Extracted text =>
==============================
Riad Barmada (; July 26, 1929 – January 10, 2014), a Syrian-American orthopaedic surgeon and professor. Barmada was the head of orthopedics at the University of Illinois at Chicago from 1984 to 1998 and served as the president of the Illinois Orthopedic Society and president of the Chicago Committee on Trauma.

Early life and education 
Barmada was born in 1929 and grew up in Aleppo. His father was a judge in Syria and his uncles were Mustafa Bey Barmada former Governor-General of the State of Aleppo and Rashad Barmada minister of Defense in Syria. Barmada completed his medical degree from University of Damascus in 1956 and completed a one-year general surgery residency there before going to Chicago.

Baramda completed an internship at Walther Memorial Hospital, followed by residencies in orthopedic surgery at St. Elizabeth Hospital, Illinois Masonic Hospital, and the University of Illinois Hospital.

Career 
In 1967, he joined the faculty of University of Illinois at Chicago (UIC) College of Medicine as a research associate and became a professor of orthopedics in 1972. He headed the department from 1984 to 1998. He retired in 1999 but remained professor emeritus.

He was a member of numerous associations, including the International Society of Orthopaedic Surgery and Traumatology, American Academy of Orthopaedic Surgeons, American Orthopaedic Association, American Medical Association, and Illinois State Medical Society, Dr. Barmada was a Fellow of the American College of Surgeons, president of the Chicago Committee on Trauma, and served as president of the Illinois Orthopaedic Society in 1991.
==============================
Parts of the exercise =>
**A.** Do these statements agree with the Riad Barmada biography? For each, answer yes or no and quote the words from the biography that decide it. (i) Barmada earned his medical degree from the University of Damascus in 1956. (ii) Barmada became a professor of orthopedics in 1967. (iii) Barmada served as president of the Illinois Orthopaedic Society in 1991.
**B.** Resume the Riad Barmada biography, starting right after its final sentence.
==============================
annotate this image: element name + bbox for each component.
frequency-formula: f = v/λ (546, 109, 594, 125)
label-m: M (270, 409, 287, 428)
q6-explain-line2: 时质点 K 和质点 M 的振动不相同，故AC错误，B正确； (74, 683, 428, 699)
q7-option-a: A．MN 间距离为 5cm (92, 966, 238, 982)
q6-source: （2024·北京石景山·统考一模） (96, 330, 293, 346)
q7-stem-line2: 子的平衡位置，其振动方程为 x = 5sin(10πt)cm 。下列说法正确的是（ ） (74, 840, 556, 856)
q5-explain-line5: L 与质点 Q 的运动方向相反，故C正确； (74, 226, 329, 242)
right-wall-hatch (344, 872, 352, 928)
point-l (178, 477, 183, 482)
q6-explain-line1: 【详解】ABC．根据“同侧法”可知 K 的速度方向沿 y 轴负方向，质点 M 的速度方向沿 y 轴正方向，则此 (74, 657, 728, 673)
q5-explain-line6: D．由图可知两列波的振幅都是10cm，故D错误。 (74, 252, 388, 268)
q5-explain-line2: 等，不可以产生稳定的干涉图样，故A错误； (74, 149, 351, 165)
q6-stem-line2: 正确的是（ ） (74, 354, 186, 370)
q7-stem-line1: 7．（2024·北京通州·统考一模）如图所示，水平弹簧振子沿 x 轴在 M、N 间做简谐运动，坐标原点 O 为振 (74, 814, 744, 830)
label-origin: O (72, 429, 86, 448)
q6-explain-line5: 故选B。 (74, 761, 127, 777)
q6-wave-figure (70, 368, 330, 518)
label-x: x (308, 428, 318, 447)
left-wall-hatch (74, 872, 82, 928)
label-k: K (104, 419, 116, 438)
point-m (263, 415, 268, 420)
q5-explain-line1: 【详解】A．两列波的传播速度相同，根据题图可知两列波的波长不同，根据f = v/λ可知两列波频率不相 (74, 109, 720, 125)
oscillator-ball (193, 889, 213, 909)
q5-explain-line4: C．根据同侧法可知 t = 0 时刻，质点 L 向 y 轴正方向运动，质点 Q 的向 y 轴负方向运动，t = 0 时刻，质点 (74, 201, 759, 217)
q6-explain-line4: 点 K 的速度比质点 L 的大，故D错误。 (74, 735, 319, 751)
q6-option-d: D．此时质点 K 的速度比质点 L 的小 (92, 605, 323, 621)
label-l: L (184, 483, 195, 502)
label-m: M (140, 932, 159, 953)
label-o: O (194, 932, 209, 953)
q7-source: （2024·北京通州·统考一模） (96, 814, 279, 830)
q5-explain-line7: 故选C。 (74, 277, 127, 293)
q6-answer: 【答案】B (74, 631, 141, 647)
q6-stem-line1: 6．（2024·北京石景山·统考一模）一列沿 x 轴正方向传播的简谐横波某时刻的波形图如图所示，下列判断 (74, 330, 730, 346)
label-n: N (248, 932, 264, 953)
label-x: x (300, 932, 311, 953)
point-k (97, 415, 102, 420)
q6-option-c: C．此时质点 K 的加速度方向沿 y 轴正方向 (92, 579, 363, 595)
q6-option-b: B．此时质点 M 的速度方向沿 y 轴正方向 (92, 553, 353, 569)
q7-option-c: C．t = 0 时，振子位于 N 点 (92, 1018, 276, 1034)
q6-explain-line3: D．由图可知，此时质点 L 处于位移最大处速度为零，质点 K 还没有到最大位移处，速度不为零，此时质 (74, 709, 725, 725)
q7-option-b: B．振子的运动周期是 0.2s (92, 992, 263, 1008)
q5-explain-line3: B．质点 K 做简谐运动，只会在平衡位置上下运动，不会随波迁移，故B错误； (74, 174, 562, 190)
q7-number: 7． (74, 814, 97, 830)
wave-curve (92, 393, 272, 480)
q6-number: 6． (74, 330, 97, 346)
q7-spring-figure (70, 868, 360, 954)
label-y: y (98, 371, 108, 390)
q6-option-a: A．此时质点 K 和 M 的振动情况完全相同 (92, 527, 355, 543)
==============================
Numbered responses =>
**A.**
(i) Yes: "Barmada completed his medical degree from University of Damascus in 1956"
(ii) No: "became a professor of orthopedics in 1972"
(iii) Yes: "served as president of the Illinois Orthopaedic Society in 1991"

**B.**
According to Google Scholar, Barmada has an h-index of 20. According to the Scopus he has an h-index of 16.

Books 
 Orthopedic Surgery Case Studies: 40 Case Histories Related to Orthopedic Surgery.
 Pathophysiology of Orthopedic Diseases.

Selected journal publications 
Misoprostol Inhibits Polymethylmethacrylate-Stimulated Lysosomal Degranulation and IL-1 Release from Neutrophils 
 Optimisation of the posterior stabilised tibial post for greater femoral rollback after total knee arthroplasty—a finite element analysis
 Factors influencing initial cup stability in total hip arthroplasty.
Polymorphonuclear leukocyte degranulation with exposure to polymethylmethacrylate nanoparticles.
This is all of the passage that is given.